## Requirement
Return every record exactly as written.

-- Excerpted data start --

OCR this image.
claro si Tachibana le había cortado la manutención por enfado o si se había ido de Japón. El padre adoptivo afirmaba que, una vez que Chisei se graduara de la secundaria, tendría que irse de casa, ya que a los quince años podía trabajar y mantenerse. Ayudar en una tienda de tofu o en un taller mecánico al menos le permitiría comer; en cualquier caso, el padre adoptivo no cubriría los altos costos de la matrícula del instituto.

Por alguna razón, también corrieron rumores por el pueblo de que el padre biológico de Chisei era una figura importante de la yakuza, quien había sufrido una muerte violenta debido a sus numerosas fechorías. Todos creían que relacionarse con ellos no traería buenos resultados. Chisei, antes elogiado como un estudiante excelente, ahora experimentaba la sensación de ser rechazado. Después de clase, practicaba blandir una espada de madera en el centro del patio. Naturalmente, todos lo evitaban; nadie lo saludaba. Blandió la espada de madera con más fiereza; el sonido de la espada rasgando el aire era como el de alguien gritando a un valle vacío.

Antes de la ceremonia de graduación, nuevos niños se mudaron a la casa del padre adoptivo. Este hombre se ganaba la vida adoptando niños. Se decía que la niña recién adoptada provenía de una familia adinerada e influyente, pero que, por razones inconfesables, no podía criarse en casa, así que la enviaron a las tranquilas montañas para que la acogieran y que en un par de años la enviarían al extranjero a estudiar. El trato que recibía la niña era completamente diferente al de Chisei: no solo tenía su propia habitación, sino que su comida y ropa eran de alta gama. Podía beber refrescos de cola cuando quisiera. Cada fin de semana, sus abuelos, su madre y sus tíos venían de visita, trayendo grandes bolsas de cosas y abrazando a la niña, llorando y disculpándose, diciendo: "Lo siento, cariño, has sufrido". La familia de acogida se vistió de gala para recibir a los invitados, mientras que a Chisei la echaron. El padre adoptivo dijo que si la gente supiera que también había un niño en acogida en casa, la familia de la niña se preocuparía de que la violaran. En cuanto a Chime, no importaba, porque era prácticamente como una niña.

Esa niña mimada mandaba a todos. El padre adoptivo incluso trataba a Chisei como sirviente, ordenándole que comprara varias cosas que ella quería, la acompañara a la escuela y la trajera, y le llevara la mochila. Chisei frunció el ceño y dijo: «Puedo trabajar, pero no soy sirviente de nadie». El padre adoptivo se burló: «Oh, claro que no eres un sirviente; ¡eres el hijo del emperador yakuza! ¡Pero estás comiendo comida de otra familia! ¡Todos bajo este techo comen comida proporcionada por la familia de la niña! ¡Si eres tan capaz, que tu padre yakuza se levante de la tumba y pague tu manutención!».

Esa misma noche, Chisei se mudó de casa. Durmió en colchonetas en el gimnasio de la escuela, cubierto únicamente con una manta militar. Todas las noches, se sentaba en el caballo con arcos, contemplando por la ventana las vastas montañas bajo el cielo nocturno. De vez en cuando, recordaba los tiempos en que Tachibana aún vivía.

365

-- Excerpted data end --

## Exercise result
OCR this image.
claro si Tachibana le había cortado la manutención por enfado o si se había ido de Japón. El padre adoptivo afirmaba que, una vez que Chisei se graduara de la secundaria, tendría que irse de casa, ya que a los quince años podía trabajar y mantenerse. Ayudar en una tienda de tofu o en un taller mecánico al menos le permitiría comer; en cualquier caso, el padre adoptivo no cubriría los altos costos de la matrícula del instituto.

Por alguna razón, también corrieron rumores por el pueblo de que el padre biológico de Chisei era una figura importante de la yakuza, quien había sufrido una muerte violenta debido a sus numerosas fechorías. Todos creían que relacionarse con ellos no traería buenos resultados. Chisei, antes elogiado como un estudiante excelente, ahora experimentaba la sensación de ser rechazado. Después de clase, practicaba blandir una espada de madera en el centro del patio. Naturalmente, todos lo evitaban; nadie lo saludaba. Blandió la espada de madera con más fiereza; el sonido de la espada rasgando el aire era como el de alguien gritando a un valle vacío.

Antes de la ceremonia de graduación, nuevos niños se mudaron a la casa del padre adoptivo. Este hombre se ganaba la vida adoptando niños. Se decía que la niña recién adoptada provenía de una familia adinerada e influyente, pero que, por razones inconfesables, no podía criarse en casa, así que la enviaron a las tranquilas montañas para que la acogieran y que en un par de años la enviarían al extranjero a estudiar. El trato que recibía la niña era completamente diferente al de Chisei: no solo tenía su propia habitación, sino que su comida y ropa eran de alta gama. Podía beber refrescos de cola cuando quisiera. Cada fin de semana, sus abuelos, su madre y sus tíos venían de visita, trayendo grandes bolsas de cosas y abrazando a la niña, llorando y disculpándose, diciendo: "Lo siento, cariño, has sufrido". La familia de acogida se vistió de gala para recibir a los invitados, mientras que a Chisei la echaron. El padre adoptivo dijo que si la gente supiera que también había un niño en acogida en casa, la familia de la niña se preocuparía de que la violaran. En cuanto a Chime, no importaba, porque era prácticamente como una niña.

Esa niña mimada mandaba a todos. El padre adoptivo incluso trataba a Chisei como sirviente, ordenándole que comprara varias cosas que ella quería, la acompañara a la escuela y la trajera, y le llevara la mochila. Chisei frunció el ceño y dijo: «Puedo trabajar, pero no soy sirviente de nadie». El padre adoptivo se burló: «Oh, claro que no eres un sirviente; ¡eres el hijo del emperador yakuza! ¡Pero estás comiendo comida de otra familia! ¡Todos bajo este techo comen comida proporcionada por la familia de la niña! ¡Si eres tan capaz, que tu padre yakuza se levante de la tumba y pague tu manutención!».

Esa misma noche, Chisei se mudó de casa. Durmió en colchonetas en el gimnasio de la escuela, cubierto únicamente con una manta militar. Todas las noches, se sentaba en el caballo con arcos, contemplando por la ventana las vastas montañas bajo el cielo nocturno. De vez en cuando, recordaba los tiempos en que Tachibana aún vivía.

365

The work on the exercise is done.